_Required work:_
**a)** According to the text on human genetic evolution, what did researchers in 2016 find about a population in Pune, India?
**b)** Continue the text on human genetic evolution from its last sentence.

══ Given passage

Humans are Still Evolving Genetically
Genetically speaking, the average human body has been adapting to the significant changes that we experience in our diet. For thousands of years, humans have domesticated cattle to provide not only meat as a source of nutrition but also milk. After we grow older and no longer drink the milk of our mothers, the enzyme lactase, which is responsible for breaking down milk, is no longer required. In the past (and in some cases around the world), the human body would then stop producing lactase. Within the past 2000 to 20,000 years, however, people around the world began to produce lactase well into their older years. This is because milk is readily available and is used in all sorts of different food items, and has been for quite some time now.
The FADS2 gene is another example of a change in genes due to changes in diet. Due to the fact that we are omnivorous, much of our sources of omega-3 and omega-6 fatty acids (essential to brain development) comes from animals. Interestingly, this is not the case for a select few. In 2016, researchers studying a population in Pune, India, found that their vegetarian diet resulted in a mutation to the FADS2 gene, which in turn allowed them to efficiently process and extract essential omega-3 and omega-6 fatty acids from plant material instead.

════
══ Supplied information

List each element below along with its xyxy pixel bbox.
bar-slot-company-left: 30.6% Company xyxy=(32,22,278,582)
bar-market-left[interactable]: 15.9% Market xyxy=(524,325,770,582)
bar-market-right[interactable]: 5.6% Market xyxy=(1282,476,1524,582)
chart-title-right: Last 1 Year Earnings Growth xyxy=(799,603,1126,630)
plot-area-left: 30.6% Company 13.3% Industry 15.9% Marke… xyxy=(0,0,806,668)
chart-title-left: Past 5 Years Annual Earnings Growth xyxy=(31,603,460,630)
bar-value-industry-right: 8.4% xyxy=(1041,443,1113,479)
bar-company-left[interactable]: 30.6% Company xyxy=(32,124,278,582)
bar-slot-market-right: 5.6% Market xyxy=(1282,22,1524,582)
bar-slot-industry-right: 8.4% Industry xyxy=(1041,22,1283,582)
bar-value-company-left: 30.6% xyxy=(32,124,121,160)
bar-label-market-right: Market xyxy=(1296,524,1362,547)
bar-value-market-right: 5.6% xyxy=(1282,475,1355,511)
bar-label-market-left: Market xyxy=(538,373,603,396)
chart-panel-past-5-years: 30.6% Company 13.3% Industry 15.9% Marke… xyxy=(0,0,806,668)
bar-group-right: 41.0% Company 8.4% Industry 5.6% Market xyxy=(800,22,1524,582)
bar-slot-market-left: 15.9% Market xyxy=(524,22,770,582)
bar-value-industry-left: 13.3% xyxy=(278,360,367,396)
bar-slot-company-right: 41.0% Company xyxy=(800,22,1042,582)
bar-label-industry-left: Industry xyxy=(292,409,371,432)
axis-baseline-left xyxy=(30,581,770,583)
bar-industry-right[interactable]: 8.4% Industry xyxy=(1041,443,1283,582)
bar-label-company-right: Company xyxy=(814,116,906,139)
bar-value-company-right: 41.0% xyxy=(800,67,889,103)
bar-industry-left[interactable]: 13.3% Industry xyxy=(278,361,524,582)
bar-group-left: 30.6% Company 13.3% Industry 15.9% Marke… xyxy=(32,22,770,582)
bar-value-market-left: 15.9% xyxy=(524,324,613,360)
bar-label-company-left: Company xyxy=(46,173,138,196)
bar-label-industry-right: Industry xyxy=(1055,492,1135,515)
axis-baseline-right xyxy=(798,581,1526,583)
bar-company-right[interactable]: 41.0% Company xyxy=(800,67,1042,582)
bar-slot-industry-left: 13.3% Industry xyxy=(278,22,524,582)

════

_Your written answers:_
**a)** Their vegetarian diet resulted in a mutation to the FADS2 gene that let them efficiently process and extract essential omega-3 and omega-6 fatty acids from plant material.

**b)**
The human genome is also experiencing changes in regards to our tolerance to disease. In a 2010 study, researchers found that within the last 8,000 years, the rise of urbanization has also caused a rise in tuberculosis resistance. One of the researchers involved in the study, Mark Thomas, explained that this was likely due to a change in the diseases humans are exposed to when we went from being nomadic to sedentary. Many of the diseases that affect nomadic people are opportunistic and chronic, like worms. When we urbanized, those diseases changed as we lived in close proximity with one another without moving much. This change in environmental conditions therefore caused an evolutionary change in our genome to defend against these new diseases.
Could we Evolve into a New Species?
Though we are evolving in some very significant ways, it is unlikely that humans will evolve into a new species so long as we live on the same planet. True speciation usually occurs when two populations diverge drastically. Because we are a species that is literally all over the planet, the likelihood of this happening is slim to none.
However, if we were to colonize a new world, with significantly new environmental conditions, speciation could actually occur. For example, this new world may have dimmer light conditions, or lower gravity; this would likely result in eyes that are larger to take in greater amounts of light, and bodies that are slimmer and taller due to the lack of gravity.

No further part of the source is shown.